**Source material**
===
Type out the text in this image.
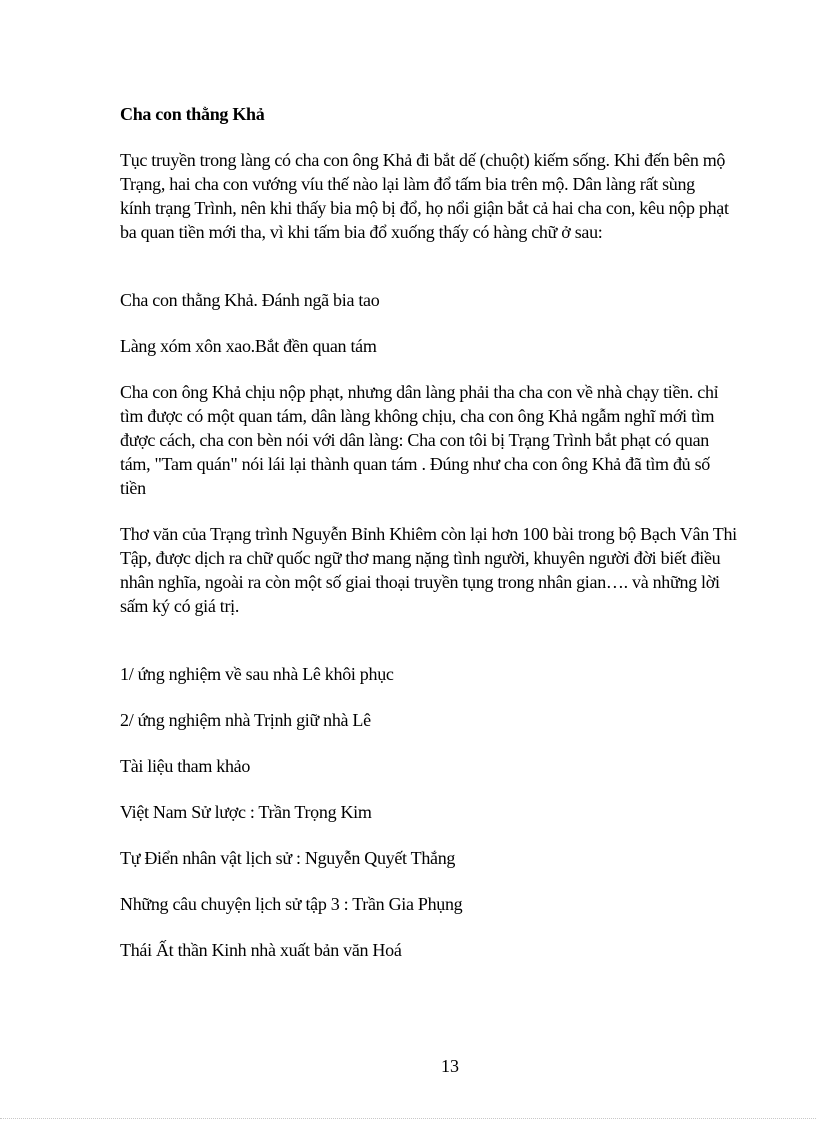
Cha con thằng Khả
Tục truyền trong làng có cha con ông Khả đi bắt dế (chuột) kiếm sống. Khi đến bên mộ
Trạng, hai cha con vướng víu thế nào lại làm đổ tấm bia trên mộ. Dân làng rất sùng
kính trạng Trình, nên khi thấy bia mộ bị đổ, họ nổi giận bắt cả hai cha con, kêu nộp phạt
ba quan tiền mới tha, vì khi tấm bia đổ xuống thấy có hàng chữ ở sau:
Cha con thằng Khả. Đánh ngã bia tao
Làng xóm xôn xao.Bắt đền quan tám
Cha con ông Khả chịu nộp phạt, nhưng dân làng phải tha cha con về nhà chạy tiền. chỉ
tìm được có một quan tám, dân làng không chịu, cha con ông Khả ngẫm nghĩ mới tìm
được cách, cha con bèn nói với dân làng: Cha con tôi bị Trạng Trình bắt phạt có quan
tám, "Tam quán" nói lái lại thành quan tám . Đúng như cha con ông Khả đã tìm đủ số
tiền
Thơ văn của Trạng trình Nguyễn Bỉnh Khiêm còn lại hơn 100 bài trong bộ Bạch Vân Thi
Tập, được dịch ra chữ quốc ngữ thơ mang nặng tình người, khuyên người đời biết điều
nhân nghĩa, ngoài ra còn một số giai thoại truyền tụng trong nhân gian…. và những lời
sấm ký có giá trị.
1/ ứng nghiệm về sau nhà Lê khôi phục
2/ ứng nghiệm nhà Trịnh giữ nhà Lê
Tài liệu tham khảo
Việt Nam Sử lược : Trần Trọng Kim
Tự Điển nhân vật lịch sử : Nguyễn Quyết Thắng
Những câu chuyện lịch sử tập 3 : Trần Gia Phụng
Thái Ất thần Kinh nhà xuất bản văn Hoá
13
===
**Written exercise**
Reproduce all of the data exactly; the pictures do not belong in the copy.

**Written solution**
Type out the text in this image.
Cha con thằng Khả
Tục truyền trong làng có cha con ông Khả đi bắt dế (chuột) kiếm sống. Khi đến bên mộ
Trạng, hai cha con vướng víu thế nào lại làm đổ tấm bia trên mộ. Dân làng rất sùng
kính trạng Trình, nên khi thấy bia mộ bị đổ, họ nổi giận bắt cả hai cha con, kêu nộp phạt
ba quan tiền mới tha, vì khi tấm bia đổ xuống thấy có hàng chữ ở sau:
Cha con thằng Khả. Đánh ngã bia tao
Làng xóm xôn xao.Bắt đền quan tám
Cha con ông Khả chịu nộp phạt, nhưng dân làng phải tha cha con về nhà chạy tiền. chỉ
tìm được có một quan tám, dân làng không chịu, cha con ông Khả ngẫm nghĩ mới tìm
được cách, cha con bèn nói với dân làng: Cha con tôi bị Trạng Trình bắt phạt có quan
tám, "Tam quán" nói lái lại thành quan tám . Đúng như cha con ông Khả đã tìm đủ số
tiền
Thơ văn của Trạng trình Nguyễn Bỉnh Khiêm còn lại hơn 100 bài trong bộ Bạch Vân Thi
Tập, được dịch ra chữ quốc ngữ thơ mang nặng tình người, khuyên người đời biết điều
nhân nghĩa, ngoài ra còn một số giai thoại truyền tụng trong nhân gian…. và những lời
sấm ký có giá trị.
1/ ứng nghiệm về sau nhà Lê khôi phục
2/ ứng nghiệm nhà Trịnh giữ nhà Lê
Tài liệu tham khảo
Việt Nam Sử lược : Trần Trọng Kim
Tự Điển nhân vật lịch sử : Nguyễn Quyết Thắng
Những câu chuyện lịch sử tập 3 : Trần Gia Phụng
Thái Ất thần Kinh nhà xuất bản văn Hoá
13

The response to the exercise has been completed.